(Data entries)
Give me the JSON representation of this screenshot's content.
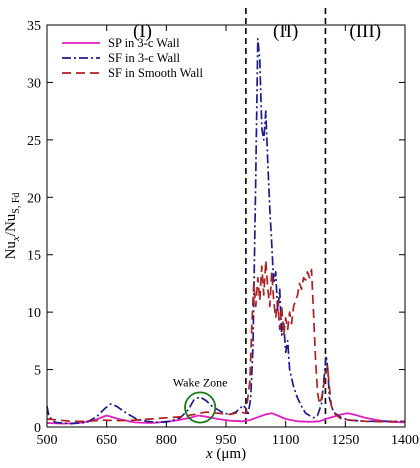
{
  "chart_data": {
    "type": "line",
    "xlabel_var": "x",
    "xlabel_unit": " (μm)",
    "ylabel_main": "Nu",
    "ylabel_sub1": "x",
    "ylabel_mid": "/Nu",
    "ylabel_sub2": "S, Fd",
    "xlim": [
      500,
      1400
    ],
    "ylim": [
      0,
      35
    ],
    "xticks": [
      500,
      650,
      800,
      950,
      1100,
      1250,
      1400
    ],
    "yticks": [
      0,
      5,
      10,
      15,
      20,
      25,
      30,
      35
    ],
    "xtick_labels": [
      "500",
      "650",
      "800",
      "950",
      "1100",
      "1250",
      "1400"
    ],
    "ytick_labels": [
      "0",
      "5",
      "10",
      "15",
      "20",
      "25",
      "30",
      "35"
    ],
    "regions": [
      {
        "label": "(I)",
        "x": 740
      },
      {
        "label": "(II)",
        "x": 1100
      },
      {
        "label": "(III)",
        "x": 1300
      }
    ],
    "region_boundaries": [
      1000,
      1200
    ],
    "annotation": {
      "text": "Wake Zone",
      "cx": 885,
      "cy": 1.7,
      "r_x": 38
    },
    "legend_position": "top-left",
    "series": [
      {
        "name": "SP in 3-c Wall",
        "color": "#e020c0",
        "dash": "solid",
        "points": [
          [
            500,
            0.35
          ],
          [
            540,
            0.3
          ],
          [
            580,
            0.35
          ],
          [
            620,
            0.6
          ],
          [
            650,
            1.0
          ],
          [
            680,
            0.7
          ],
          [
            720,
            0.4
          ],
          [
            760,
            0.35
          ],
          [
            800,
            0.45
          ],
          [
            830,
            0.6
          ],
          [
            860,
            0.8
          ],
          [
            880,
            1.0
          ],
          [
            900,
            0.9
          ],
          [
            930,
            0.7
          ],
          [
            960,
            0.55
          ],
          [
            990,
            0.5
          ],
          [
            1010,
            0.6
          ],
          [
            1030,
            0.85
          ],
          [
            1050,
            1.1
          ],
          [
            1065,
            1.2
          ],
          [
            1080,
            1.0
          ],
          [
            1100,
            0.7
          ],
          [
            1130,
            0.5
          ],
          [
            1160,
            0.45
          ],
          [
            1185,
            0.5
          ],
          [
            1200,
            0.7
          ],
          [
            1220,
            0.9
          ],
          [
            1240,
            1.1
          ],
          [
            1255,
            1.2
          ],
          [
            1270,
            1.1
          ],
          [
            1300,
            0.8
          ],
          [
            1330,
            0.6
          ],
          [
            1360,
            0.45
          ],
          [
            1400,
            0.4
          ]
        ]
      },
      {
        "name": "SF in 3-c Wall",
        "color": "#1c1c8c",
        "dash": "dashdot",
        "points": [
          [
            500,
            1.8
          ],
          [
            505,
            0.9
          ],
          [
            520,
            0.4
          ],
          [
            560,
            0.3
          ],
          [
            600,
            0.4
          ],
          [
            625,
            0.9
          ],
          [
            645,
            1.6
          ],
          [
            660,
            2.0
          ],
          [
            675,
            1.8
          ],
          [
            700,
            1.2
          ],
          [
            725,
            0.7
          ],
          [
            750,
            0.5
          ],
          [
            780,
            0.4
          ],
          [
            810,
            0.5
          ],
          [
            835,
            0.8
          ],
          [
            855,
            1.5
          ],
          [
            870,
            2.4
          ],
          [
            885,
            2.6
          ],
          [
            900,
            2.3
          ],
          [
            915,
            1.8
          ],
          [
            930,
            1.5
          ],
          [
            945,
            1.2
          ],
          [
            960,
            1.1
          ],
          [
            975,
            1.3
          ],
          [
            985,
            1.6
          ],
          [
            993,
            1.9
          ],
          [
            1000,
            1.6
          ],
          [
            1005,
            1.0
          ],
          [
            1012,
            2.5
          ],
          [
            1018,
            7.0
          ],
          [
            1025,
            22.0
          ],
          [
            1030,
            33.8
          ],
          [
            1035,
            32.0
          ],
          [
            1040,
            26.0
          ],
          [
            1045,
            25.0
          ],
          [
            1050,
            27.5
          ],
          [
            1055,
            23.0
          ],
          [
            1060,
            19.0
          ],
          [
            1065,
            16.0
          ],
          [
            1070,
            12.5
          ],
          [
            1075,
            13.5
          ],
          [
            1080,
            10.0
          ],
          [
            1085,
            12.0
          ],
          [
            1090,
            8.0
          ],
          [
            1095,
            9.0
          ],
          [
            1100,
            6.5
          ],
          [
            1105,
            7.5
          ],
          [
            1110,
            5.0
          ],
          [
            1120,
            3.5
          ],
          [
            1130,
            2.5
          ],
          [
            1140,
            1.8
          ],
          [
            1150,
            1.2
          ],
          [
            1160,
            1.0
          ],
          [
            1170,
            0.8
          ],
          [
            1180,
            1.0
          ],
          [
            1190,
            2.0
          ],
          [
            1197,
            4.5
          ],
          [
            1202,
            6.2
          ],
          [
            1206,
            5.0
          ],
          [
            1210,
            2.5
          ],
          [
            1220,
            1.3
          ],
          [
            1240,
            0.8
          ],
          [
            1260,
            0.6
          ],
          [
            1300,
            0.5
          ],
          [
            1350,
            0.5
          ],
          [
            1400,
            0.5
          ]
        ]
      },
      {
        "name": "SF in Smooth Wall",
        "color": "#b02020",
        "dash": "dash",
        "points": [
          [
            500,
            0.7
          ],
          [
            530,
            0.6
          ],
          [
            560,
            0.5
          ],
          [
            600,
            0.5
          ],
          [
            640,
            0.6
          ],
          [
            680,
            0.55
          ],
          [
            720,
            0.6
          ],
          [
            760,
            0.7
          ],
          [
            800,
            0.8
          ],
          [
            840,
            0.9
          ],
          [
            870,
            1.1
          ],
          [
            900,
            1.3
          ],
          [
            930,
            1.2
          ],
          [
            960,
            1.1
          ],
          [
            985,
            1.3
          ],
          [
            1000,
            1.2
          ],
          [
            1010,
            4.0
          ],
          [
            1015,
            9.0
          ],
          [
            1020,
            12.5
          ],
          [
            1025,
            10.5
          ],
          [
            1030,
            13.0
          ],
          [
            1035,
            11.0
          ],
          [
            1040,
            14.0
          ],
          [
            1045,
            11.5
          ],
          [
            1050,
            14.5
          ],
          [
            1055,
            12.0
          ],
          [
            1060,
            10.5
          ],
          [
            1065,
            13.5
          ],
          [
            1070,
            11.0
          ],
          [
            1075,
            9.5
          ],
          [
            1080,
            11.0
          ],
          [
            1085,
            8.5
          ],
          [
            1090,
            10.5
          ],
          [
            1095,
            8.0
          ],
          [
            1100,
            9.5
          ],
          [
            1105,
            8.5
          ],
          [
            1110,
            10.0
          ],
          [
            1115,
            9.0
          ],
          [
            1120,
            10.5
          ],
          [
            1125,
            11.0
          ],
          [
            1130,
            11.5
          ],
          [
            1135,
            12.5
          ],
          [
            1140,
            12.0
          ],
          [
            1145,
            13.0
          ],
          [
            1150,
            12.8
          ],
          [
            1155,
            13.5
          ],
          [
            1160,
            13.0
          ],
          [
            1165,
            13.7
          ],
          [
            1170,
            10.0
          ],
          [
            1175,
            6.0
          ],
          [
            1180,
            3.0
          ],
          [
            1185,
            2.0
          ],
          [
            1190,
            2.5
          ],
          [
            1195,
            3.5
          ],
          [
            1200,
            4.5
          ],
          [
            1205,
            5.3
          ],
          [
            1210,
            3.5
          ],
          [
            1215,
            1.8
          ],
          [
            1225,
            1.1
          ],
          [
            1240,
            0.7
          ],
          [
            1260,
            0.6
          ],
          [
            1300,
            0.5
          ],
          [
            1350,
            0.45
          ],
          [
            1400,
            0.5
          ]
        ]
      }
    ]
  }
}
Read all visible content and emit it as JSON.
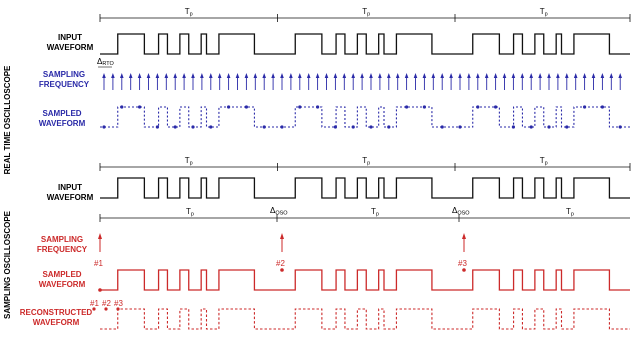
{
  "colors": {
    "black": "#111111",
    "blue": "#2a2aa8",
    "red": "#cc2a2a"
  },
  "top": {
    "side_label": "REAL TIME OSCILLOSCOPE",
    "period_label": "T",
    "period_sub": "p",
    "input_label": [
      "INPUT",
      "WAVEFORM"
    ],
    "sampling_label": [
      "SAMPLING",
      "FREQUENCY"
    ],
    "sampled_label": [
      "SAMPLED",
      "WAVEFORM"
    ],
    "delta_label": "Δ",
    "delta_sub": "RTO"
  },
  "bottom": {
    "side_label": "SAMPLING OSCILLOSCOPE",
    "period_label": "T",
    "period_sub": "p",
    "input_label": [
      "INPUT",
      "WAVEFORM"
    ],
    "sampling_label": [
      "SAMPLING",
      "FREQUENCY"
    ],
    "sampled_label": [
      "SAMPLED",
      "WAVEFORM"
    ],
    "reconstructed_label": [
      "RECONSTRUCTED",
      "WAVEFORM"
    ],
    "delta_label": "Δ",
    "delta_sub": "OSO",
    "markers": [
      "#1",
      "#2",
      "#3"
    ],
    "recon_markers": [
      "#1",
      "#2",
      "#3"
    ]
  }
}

■ **WORK TO DO**:
Take the line containing "Read all visible content and emit it as JSON." through the last line of the material and retype exactly those lines, both ends included, with no pictures.

■ **WRITTEN REPLY**:
Read all visible content and emit it as JSON.
{
  "colors": {
    "black": "#111111",
    "blue": "#2a2aa8",
    "red": "#cc2a2a"
  },
  "top": {
    "side_label": "REAL TIME OSCILLOSCOPE",
    "period_label": "T",
    "period_sub": "p",
    "input_label": [
      "INPUT",
      "WAVEFORM"
    ],
    "sampling_label": [
      "SAMPLING",
      "FREQUENCY"
    ],
    "sampled_label": [
      "SAMPLED",
      "WAVEFORM"
    ],
    "delta_label": "Δ",
    "delta_sub": "RTO"
  },
  "bottom": {
    "side_label": "SAMPLING OSCILLOSCOPE",
    "period_label": "T",
    "period_sub": "p",
    "input_label": [
      "INPUT",
      "WAVEFORM"
    ],
    "sampling_label": [
      "SAMPLING",
      "FREQUENCY"
    ],
    "sampled_label": [
      "SAMPLED",
      "WAVEFORM"
    ],
    "reconstructed_label": [
      "RECONSTRUCTED",
      "WAVEFORM"
    ],
    "delta_label": "Δ",
    "delta_sub": "OSO",
    "markers": [
      "#1",
      "#2",
      "#3"
    ],
    "recon_markers": [
      "#1",
      "#2",
      "#3"
    ]
  }
}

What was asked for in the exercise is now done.